→ **Extrait fourni**:
N° 191

SÉNAT

SESSION ORDINAIRE DE 2022-2023

Enregistré à la Présidence du Sénat le 7 décembre 2022

RAPPORT D'INFORMATION

FAIT

au nom de la commission des lois constitutionnelles, de législation, du suffrage universel, du Règlement et d'administration générale (1) sur : « Métropole d' Aix-Marseille-Provence : une métropole à la croisée des chemins »,

Par M. Mathieu DARNAUD et Mme Françoise GATEL,

Sénateurs

(1) Cette commission est composée de : M. François-Noël Buffet , président ; Mmes Catherine Di Folco, Marie-Pierre de La Gontrie, MM. Christophe-André Frassa, Jérôme Durain, Marc-Philippe Daubresse, Philippe Bonnecarrère, Mme Nathalie Goulet, M. Thani Mohamed Soilihi, Mmes Cécile Cukierman, Maryse Carrère, MM. Alain Marc, Guy Benarroche , vice-présidents ; M. André Reichardt, Mmes Laurence Harribey, Muriel Jourda, Agnès Canayer , secrétaires ; Mme Éliane Assassi, MM. Philippe Bas, Arnaud de Belenet, Mmes Nadine Bellurot, Catherine Belrhiti, Esther Benbassa, MM. François Bonhomme, Hussein Bourgi, Mme Valérie Boyer, M. Mathieu Darnaud, Mmes Françoise Dumont, Jacqueline Eustache-Brinio, M. Pierre Frogier, Mme Françoise Gatel, MM. Loïc Hervé, Patrick Kanner, Éric Kerrouche, Jean-Yves Leconte, Henri Leroy, Stéphane Le Rudulier, Mme Brigitte Lherbier, MM. Didier Marie, Hervé Marseille, Mme Marie Mercier, MM. Alain Richard, Jean-Yves Roux,
Jean-Pierre Sueur, Mme Lana Tetuanui, M. Dominique Théophile, Mmes Claudine Thomas, Dominique Vérien, M. Dany Wattebled .

AVANT-PROPOS
DU PRÉSIDENT FRANÇOIS-NOËL BUFFET

Alors que l'organisation et le fonctionnement de la métropole d'Aix-Marseille-Provence ont récemment été affectés en profondeur par l'article 181 de la loi du 22 février 2022 relative à la différenciation, la décentralisation, la déconcentration et portant diverses mesures de simplification de l'action publique locale dite « 3DS » , il incombe au Parlement, et en premier lieu au Sénat, représentant constitutionnel des collectivités territoriales, de procéder à un premier point d'étape sur la conduite de cette réforme , sans préjudice des conclusions qui seront tirées par le Gouvernement dans le cadre du rapport qu'il doit remettre au Parlement au terme de l'année 2023 1 ( * ) .

→ **Problème posé 1**: Pouvez-vous recopier fidèlement le passage de l'extrait fourni qui commence par les mots contenant « Alors que l'organisation » et se termine par « 2023 1 ( * ) . » ?
→ **Problème posé 2**: D'après l'extrait fourni, pourquoi revient-il en premier lieu au Sénat de dresser un premier point d'étape sur la réforme de la métropole d'Aix-Marseille-Provence ?

→ **Extrait des données**:
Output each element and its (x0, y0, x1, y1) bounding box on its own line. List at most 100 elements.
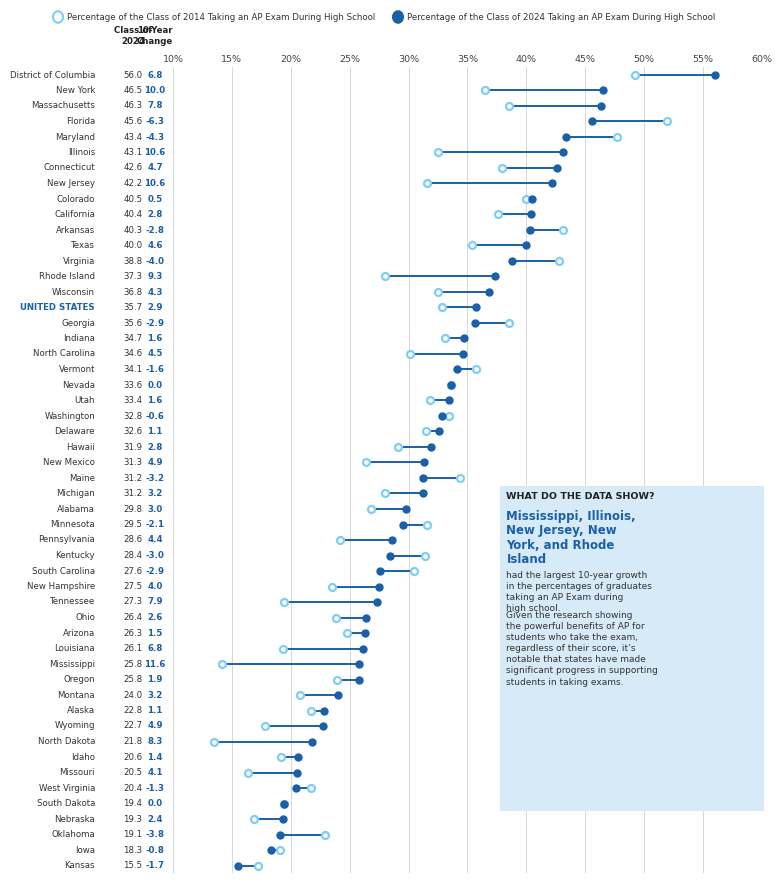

→ **Solution proposée 1**:
Alors que l'organisation et le fonctionnement de la métropole d'Aix-Marseille-Provence ont récemment été affectés en profondeur par l'article 181 de la loi du 22 février 2022 relative à la différenciation, la décentralisation, la déconcentration et portant diverses mesures de simplification de l'action publique locale dite « 3DS » , il incombe au Parlement, et en premier lieu au Sénat, représentant constitutionnel des collectivités territoriales, de procéder à un premier point d'étape sur la conduite de cette réforme , sans préjudice des conclusions qui seront tirées par le Gouvernement dans le cadre du rapport qu'il doit remettre au Parlement au terme de l'année 2023 1 ( * ) .

→ **Solution proposée 2**: Le Sénat est le représentant constitutionnel des collectivités territoriales. Or l'organisation et le fonctionnement de la métropole ont récemment été profondément modifiés par l'article 181 de la loi « 3DS » du 22 février 2022.